Data to examine: Begin

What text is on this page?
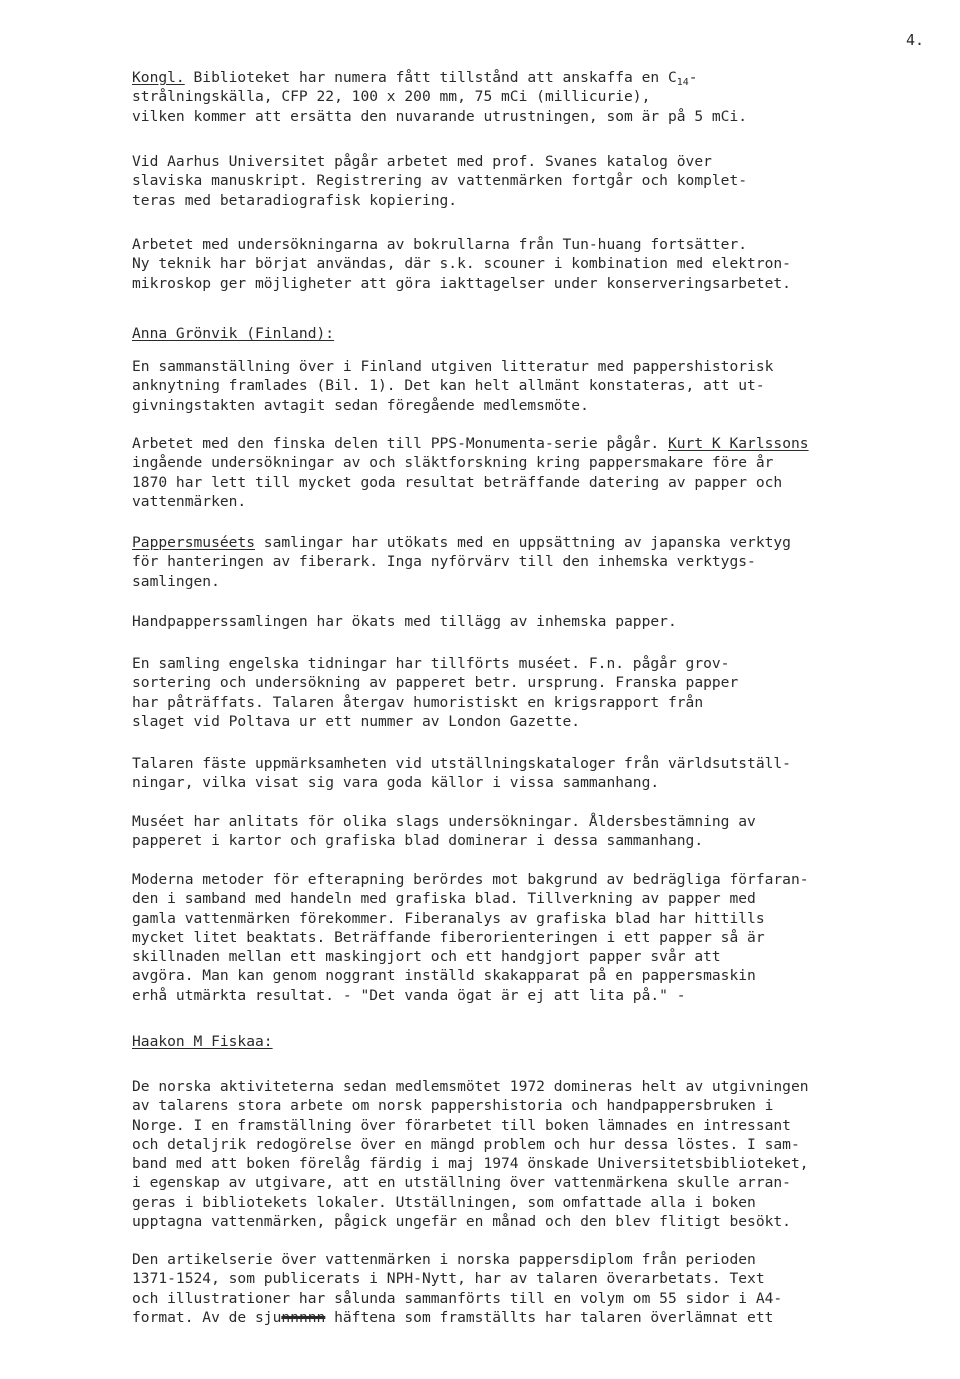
4.
Kongl. Biblioteket har numera fått tillstånd att anskaffa en $C_{14}-$
strålningskälla, CFP 22, 100 x 200 mm, 75 mCi (millicurie),
vilken kommer att ersätta den nuvarande utrustningen, som är på 5 mCi.
Vid Aarhus Universitet pågår arbetet med prof. Svanes katalog över
slaviska manuskript. Registrering av vattenmärken fortgår och komplet-
teras med betaradiografisk kopiering.
Arbetet med undersökningarna av bokrullarna från Tun-huang fortsätter.
Ny teknik har börjat användas, där s.k. scouner i kombination med elektron-
mikroskop ger möjligheter att göra iakttagelser under konserveringsarbetet.
Anna Grönvik (Finland):
En sammanställning över i Finland utgiven litteratur med pappershistorisk
anknytning framlades (Bil. 1). Det kan helt allmänt konstateras, att ut-
givningstakten avtagit sedan föregående medlemsmöte.
Arbetet med den finska delen till PPS-Monumenta-serie pågår. Kurt K Karlssons
ingående undersökningar av och släktforskning kring pappersmakare före år
1870 har lett till mycket goda resultat beträffande datering av papper och
vattenmärken.
Pappersmuséets samlingar har utökats med en uppsättning av japanska verktyg
för hanteringen av fiberark. Inga nyförvärv till den inhemska verktygs-
samlingen.
Handpapperssamlingen har ökats med tillägg av inhemska papper.
En samling engelska tidningar har tillförts muséet. F.n. pågår grov-
sortering och undersökning av papperet betr. ursprung. Franska papper
har påträffats. Talaren återgav humoristiskt en krigsrapport från
slaget vid Poltava ur ett nummer av London Gazette.
Talaren fäste uppmärksamheten vid utställningskataloger från världsutställ-
ningar, vilka visat sig vara goda källor i vissa sammanhang.
Muséet har anlitats för olika slags undersökningar. Åldersbestämning av
papperet i kartor och grafiska blad dominerar i dessa sammanhang.
Moderna metoder för efterapning berördes mot bakgrund av bedrägliga förfaran-
den i samband med handeln med grafiska blad. Tillverkning av papper med
gamla vattenmärken förekommer. Fiberanalys av grafiska blad har hittills
mycket litet beaktats. Beträffande fiberorienteringen i ett papper så är
skillnaden mellan ett maskingjort och ett handgjort papper svår att
avgöra. Man kan genom noggrant inställd skakapparat på en pappersmaskin
erhå utmärkta resultat. - "Det vanda ögat är ej att lita på." -
Haakon M Fiskaa:
De norska aktiviteterna sedan medlemsmötet 1972 domineras helt av utgivningen
av talarens stora arbete om norsk pappershistoria och handpappersbruken i
Norge. I en framställning över förarbetet till boken lämnades en intressant
och detaljrik redogörelse över en mängd problem och hur dessa löstes. I sam-
band med att boken förelåg färdig i maj 1974 önskade Universitetsbiblioteket,
i egenskap av utgivare, att en utställning över vattenmärkena skulle arran-
geras i bibliotekets lokaler. Utställningen, som omfattade alla i boken
upptagna vattenmärken, pågick ungefär en månad och den blev flitigt besökt.
Den artikelserie över vattenmärken i norska pappersdiplom från perioden
1371-1524, som publicerats i NPH-Nytt, har av talaren överarbetats. Text
och illustrationer har sålunda sammanförts till en volym om 55 sidor i A4-
format. Av de sjunnnnn häftena som framställts har talaren överlämnat ett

Data to examine: End

* Required work
Return only the number of lines in the material with the word "sedan" in them.

* Solved exercise
2